**Aim:** Only the lines from the line with "Transcribe this image's" through the line with "Give me the" should be copied, exactly as they appear, with both ends kept.
====== Given data
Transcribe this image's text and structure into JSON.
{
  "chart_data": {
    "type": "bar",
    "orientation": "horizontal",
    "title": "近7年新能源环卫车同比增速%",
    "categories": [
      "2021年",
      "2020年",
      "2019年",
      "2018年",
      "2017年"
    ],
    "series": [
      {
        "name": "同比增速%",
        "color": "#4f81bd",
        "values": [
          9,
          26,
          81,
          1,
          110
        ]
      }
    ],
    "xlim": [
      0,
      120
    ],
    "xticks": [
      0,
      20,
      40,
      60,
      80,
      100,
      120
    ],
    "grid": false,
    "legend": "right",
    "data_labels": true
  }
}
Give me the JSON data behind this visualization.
============
====== Given data
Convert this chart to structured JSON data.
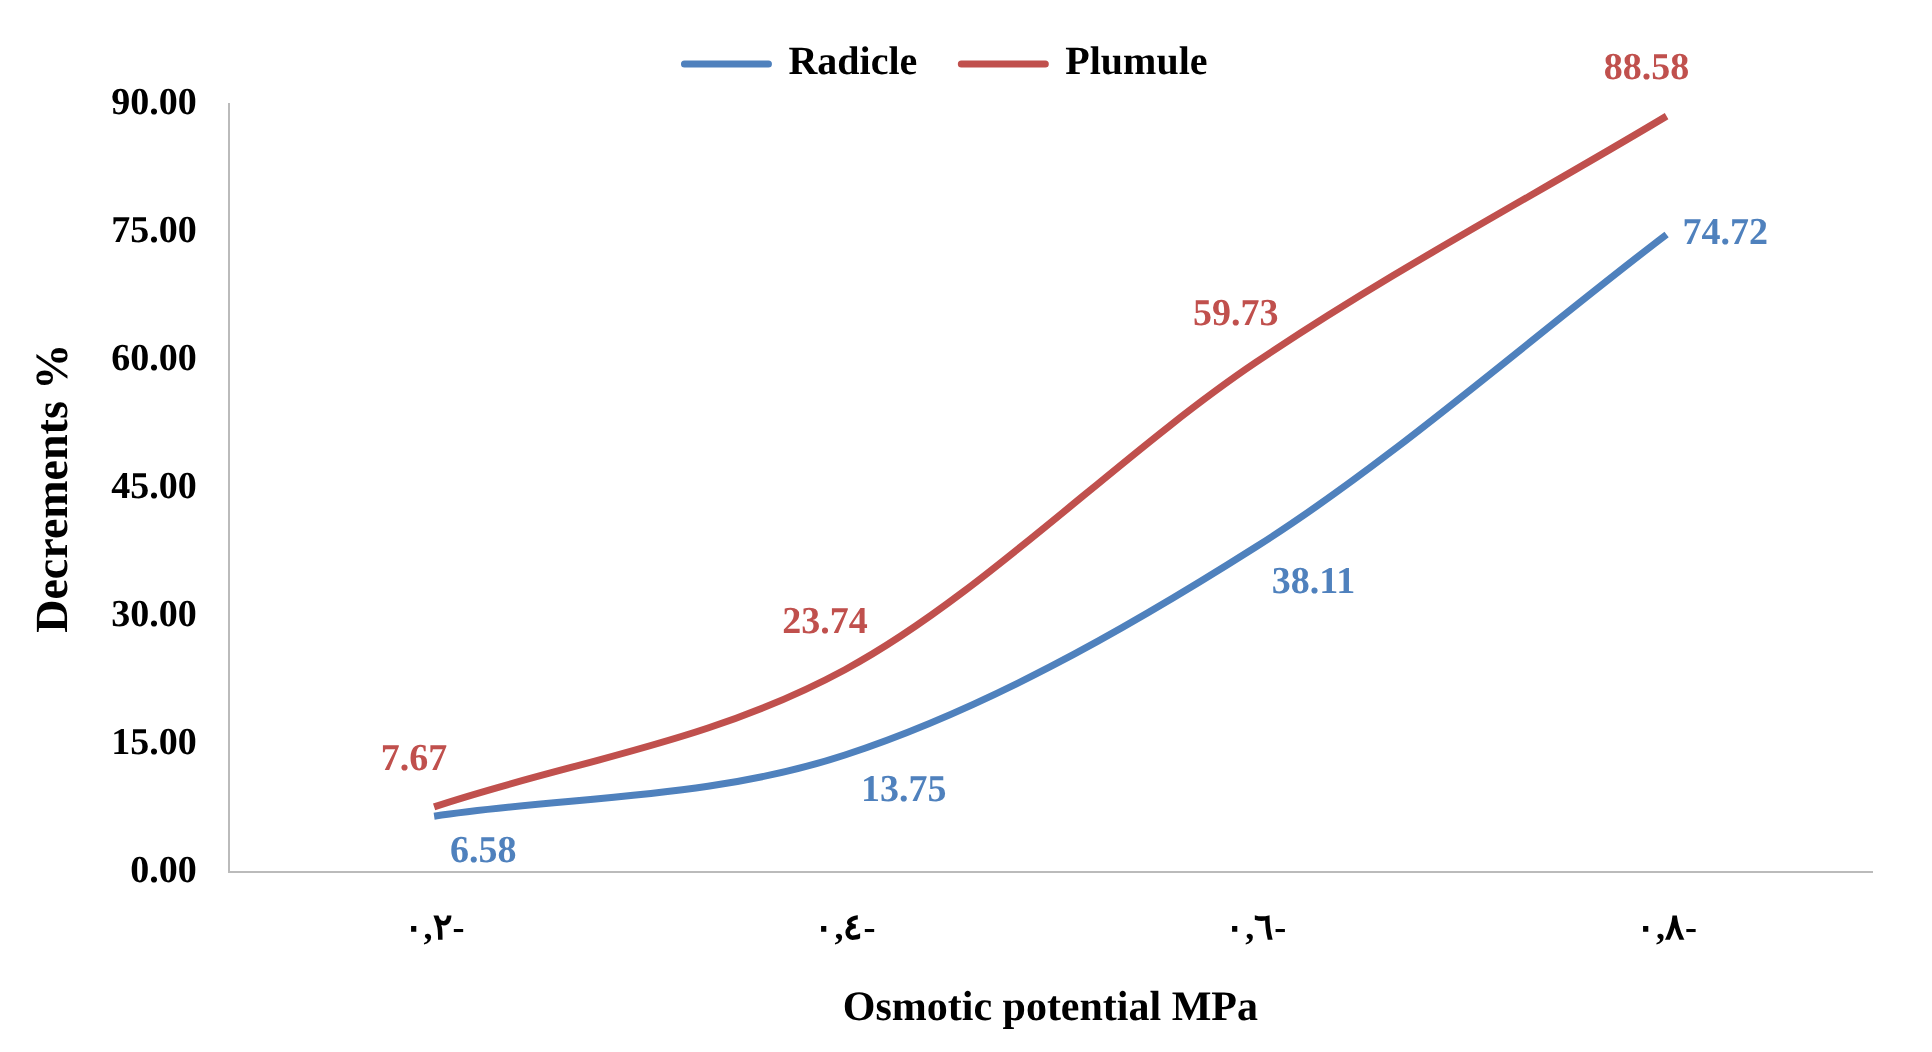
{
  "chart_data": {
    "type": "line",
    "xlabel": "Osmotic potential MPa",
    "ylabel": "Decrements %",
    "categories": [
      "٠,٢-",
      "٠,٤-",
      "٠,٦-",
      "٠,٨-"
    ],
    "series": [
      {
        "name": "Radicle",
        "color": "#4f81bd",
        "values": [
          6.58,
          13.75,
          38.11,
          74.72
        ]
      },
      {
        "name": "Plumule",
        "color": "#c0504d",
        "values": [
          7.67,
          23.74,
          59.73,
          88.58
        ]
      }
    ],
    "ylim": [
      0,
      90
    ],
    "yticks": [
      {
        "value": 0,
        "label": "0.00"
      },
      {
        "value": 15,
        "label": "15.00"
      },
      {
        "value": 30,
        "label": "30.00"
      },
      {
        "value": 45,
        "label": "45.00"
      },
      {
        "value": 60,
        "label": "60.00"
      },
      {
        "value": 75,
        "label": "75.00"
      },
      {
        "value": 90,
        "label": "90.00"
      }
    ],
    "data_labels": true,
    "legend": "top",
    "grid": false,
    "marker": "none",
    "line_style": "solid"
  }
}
============
**In response:**
Transcribe this image's text and structure into JSON.
{
  "chart_data": {
    "type": "bar",
    "orientation": "horizontal",
    "title": "近7年新能源环卫车同比增速%",
    "categories": [
      "2021年",
      "2020年",
      "2019年",
      "2018年",
      "2017年"
    ],
    "series": [
      {
        "name": "同比增速%",
        "color": "#4f81bd",
        "values": [
          9,
          26,
          81,
          1,
          110
        ]
      }
    ],
    "xlim": [
      0,
      120
    ],
    "xticks": [
      0,
      20,
      40,
      60,
      80,
      100,
      120
    ],
    "grid": false,
    "legend": "right",
    "data_labels": true
  }
}
Give me the JSON data behind this visualization.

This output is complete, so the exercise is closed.